Written exercise: Please repeat all of the listing exactly.

__________

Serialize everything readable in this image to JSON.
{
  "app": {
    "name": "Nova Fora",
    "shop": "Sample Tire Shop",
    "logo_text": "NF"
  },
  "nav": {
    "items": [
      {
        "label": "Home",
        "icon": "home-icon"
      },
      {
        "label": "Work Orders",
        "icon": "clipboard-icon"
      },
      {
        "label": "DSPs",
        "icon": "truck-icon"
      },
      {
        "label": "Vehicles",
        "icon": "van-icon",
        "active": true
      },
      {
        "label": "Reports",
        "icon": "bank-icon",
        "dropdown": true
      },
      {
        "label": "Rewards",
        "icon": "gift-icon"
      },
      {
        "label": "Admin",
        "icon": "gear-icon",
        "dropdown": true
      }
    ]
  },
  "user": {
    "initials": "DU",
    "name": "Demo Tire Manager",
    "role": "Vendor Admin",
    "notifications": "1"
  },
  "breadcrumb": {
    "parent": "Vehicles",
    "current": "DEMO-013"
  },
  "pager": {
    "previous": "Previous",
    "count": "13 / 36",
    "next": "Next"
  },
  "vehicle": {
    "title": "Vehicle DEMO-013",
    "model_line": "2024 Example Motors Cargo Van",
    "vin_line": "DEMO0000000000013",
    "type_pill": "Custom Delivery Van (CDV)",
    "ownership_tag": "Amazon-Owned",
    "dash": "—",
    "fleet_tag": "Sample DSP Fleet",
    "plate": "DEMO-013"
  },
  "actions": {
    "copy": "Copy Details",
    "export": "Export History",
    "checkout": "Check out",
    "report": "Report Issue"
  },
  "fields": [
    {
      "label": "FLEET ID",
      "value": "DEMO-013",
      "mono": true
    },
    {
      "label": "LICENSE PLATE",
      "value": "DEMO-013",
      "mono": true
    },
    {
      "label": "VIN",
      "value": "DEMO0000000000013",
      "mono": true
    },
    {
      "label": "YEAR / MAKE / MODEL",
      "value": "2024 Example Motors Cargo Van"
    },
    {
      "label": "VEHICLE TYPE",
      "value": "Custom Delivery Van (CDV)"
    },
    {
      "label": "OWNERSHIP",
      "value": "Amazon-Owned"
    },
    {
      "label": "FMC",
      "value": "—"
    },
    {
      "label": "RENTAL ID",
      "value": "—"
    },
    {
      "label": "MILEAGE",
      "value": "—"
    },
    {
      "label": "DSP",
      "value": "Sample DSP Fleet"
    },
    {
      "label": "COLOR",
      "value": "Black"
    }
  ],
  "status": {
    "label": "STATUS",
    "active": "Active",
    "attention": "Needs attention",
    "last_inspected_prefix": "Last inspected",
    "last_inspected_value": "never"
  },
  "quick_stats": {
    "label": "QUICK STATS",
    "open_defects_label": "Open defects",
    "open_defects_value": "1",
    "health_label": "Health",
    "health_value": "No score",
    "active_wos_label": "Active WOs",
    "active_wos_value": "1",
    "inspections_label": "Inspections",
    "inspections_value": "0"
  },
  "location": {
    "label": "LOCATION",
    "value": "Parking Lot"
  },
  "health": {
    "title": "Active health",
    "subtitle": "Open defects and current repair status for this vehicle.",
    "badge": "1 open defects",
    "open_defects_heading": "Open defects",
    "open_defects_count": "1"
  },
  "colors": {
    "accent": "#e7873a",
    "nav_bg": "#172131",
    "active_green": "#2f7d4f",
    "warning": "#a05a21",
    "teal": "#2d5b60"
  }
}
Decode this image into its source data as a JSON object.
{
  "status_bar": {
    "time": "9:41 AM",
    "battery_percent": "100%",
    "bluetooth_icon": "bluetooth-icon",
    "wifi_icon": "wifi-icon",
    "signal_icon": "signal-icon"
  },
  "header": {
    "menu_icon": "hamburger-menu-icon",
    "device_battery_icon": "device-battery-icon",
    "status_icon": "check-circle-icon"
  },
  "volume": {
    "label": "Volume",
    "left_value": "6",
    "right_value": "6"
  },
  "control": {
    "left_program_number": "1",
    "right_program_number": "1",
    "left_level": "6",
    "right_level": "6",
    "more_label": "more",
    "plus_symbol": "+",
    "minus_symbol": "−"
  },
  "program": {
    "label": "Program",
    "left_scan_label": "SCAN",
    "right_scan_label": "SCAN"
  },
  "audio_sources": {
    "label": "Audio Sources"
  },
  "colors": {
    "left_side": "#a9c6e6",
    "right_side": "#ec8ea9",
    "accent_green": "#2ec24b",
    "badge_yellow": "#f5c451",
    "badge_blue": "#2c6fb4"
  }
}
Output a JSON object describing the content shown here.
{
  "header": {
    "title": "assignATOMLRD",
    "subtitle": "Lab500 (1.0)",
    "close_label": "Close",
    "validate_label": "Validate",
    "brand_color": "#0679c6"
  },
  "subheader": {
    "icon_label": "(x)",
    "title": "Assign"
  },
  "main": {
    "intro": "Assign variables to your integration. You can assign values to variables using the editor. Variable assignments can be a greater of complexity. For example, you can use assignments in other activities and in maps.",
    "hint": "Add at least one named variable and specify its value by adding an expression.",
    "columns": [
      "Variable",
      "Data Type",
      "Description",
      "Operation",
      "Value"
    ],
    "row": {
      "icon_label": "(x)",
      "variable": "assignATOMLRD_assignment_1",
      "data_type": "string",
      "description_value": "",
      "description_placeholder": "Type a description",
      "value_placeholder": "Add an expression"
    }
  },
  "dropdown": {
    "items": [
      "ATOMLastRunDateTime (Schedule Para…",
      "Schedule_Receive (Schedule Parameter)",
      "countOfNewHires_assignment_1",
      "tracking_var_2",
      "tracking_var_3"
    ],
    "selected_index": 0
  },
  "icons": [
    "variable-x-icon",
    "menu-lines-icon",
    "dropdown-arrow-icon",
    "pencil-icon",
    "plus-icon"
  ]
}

__________

Expected output:
Serialize everything readable in this image to JSON.
{
  "app": {
    "name": "Nova Fora",
    "shop": "Sample Tire Shop",
    "logo_text": "NF"
  },
  "nav": {
    "items": [
      {
        "label": "Home",
        "icon": "home-icon"
      },
      {
        "label": "Work Orders",
        "icon": "clipboard-icon"
      },
      {
        "label": "DSPs",
        "icon": "truck-icon"
      },
      {
        "label": "Vehicles",
        "icon": "van-icon",
        "active": true
      },
      {
        "label": "Reports",
        "icon": "bank-icon",
        "dropdown": true
      },
      {
        "label": "Rewards",
        "icon": "gift-icon"
      },
      {
        "label": "Admin",
        "icon": "gear-icon",
        "dropdown": true
      }
    ]
  },
  "user": {
    "initials": "DU",
    "name": "Demo Tire Manager",
    "role": "Vendor Admin",
    "notifications": "1"
  },
  "breadcrumb": {
    "parent": "Vehicles",
    "current": "DEMO-013"
  },
  "pager": {
    "previous": "Previous",
    "count": "13 / 36",
    "next": "Next"
  },
  "vehicle": {
    "title": "Vehicle DEMO-013",
    "model_line": "2024 Example Motors Cargo Van",
    "vin_line": "DEMO0000000000013",
    "type_pill": "Custom Delivery Van (CDV)",
    "ownership_tag": "Amazon-Owned",
    "dash": "—",
    "fleet_tag": "Sample DSP Fleet",
    "plate": "DEMO-013"
  },
  "actions": {
    "copy": "Copy Details",
    "export": "Export History",
    "checkout": "Check out",
    "report": "Report Issue"
  },
  "fields": [
    {
      "label": "FLEET ID",
      "value": "DEMO-013",
      "mono": true
    },
    {
      "label": "LICENSE PLATE",
      "value": "DEMO-013",
      "mono": true
    },
    {
      "label": "VIN",
      "value": "DEMO0000000000013",
      "mono": true
    },
    {
      "label": "YEAR / MAKE / MODEL",
      "value": "2024 Example Motors Cargo Van"
    },
    {
      "label": "VEHICLE TYPE",
      "value": "Custom Delivery Van (CDV)"
    },
    {
      "label": "OWNERSHIP",
      "value": "Amazon-Owned"
    },
    {
      "label": "FMC",
      "value": "—"
    },
    {
      "label": "RENTAL ID",
      "value": "—"
    },
    {
      "label": "MILEAGE",
      "value": "—"
    },
    {
      "label": "DSP",
      "value": "Sample DSP Fleet"
    },
    {
      "label": "COLOR",
      "value": "Black"
    }
  ],
  "status": {
    "label": "STATUS",
    "active": "Active",
    "attention": "Needs attention",
    "last_inspected_prefix": "Last inspected",
    "last_inspected_value": "never"
  },
  "quick_stats": {
    "label": "QUICK STATS",
    "open_defects_label": "Open defects",
    "open_defects_value": "1",
    "health_label": "Health",
    "health_value": "No score",
    "active_wos_label": "Active WOs",
    "active_wos_value": "1",
    "inspections_label": "Inspections",
    "inspections_value": "0"
  },
  "location": {
    "label": "LOCATION",
    "value": "Parking Lot"
  },
  "health": {
    "title": "Active health",
    "subtitle": "Open defects and current repair status for this vehicle.",
    "badge": "1 open defects",
    "open_defects_heading": "Open defects",
    "open_defects_count": "1"
  },
  "colors": {
    "accent": "#e7873a",
    "nav_bg": "#172131",
    "active_green": "#2f7d4f",
    "warning": "#a05a21",
    "teal": "#2d5b60"
  }
}
Decode this image into its source data as a JSON object.
{
  "status_bar": {
    "time": "9:41 AM",
    "battery_percent": "100%",
    "bluetooth_icon": "bluetooth-icon",
    "wifi_icon": "wifi-icon",
    "signal_icon": "signal-icon"
  },
  "header": {
    "menu_icon": "hamburger-menu-icon",
    "device_battery_icon": "device-battery-icon",
    "status_icon": "check-circle-icon"
  },
  "volume": {
    "label": "Volume",
    "left_value": "6",
    "right_value": "6"
  },
  "control": {
    "left_program_number": "1",
    "right_program_number": "1",
    "left_level": "6",
    "right_level": "6",
    "more_label": "more",
    "plus_symbol": "+",
    "minus_symbol": "−"
  },
  "program": {
    "label": "Program",
    "left_scan_label": "SCAN",
    "right_scan_label": "SCAN"
  },
  "audio_sources": {
    "label": "Audio Sources"
  },
  "colors": {
    "left_side": "#a9c6e6",
    "right_side": "#ec8ea9",
    "accent_green": "#2ec24b",
    "badge_yellow": "#f5c451",
    "badge_blue": "#2c6fb4"
  }
}
Output a JSON object describing the content shown here.
{
  "header": {
    "title": "assignATOMLRD",
    "subtitle": "Lab500 (1.0)",
    "close_label": "Close",
    "validate_label": "Validate",
    "brand_color": "#0679c6"
  },
  "subheader": {
    "icon_label": "(x)",
    "title": "Assign"
  },
  "main": {
    "intro": "Assign variables to your integration. You can assign values to variables using the editor. Variable assignments can be a greater of complexity. For example, you can use assignments in other activities and in maps.",
    "hint": "Add at least one named variable and specify its value by adding an expression.",
    "columns": [
      "Variable",
      "Data Type",
      "Description",
      "Operation",
      "Value"
    ],
    "row": {
      "icon_label": "(x)",
      "variable": "assignATOMLRD_assignment_1",
      "data_type": "string",
      "description_value": "",
      "description_placeholder": "Type a description",
      "value_placeholder": "Add an expression"
    }
  },
  "dropdown": {
    "items": [
      "ATOMLastRunDateTime (Schedule Para…",
      "Schedule_Receive (Schedule Parameter)",
      "countOfNewHires_assignment_1",
      "tracking_var_2",
      "tracking_var_3"
    ],
    "selected_index": 0
  },
  "icons": [
    "variable-x-icon",
    "menu-lines-icon",
    "dropdown-arrow-icon",
    "pencil-icon",
    "plus-icon"
  ]
}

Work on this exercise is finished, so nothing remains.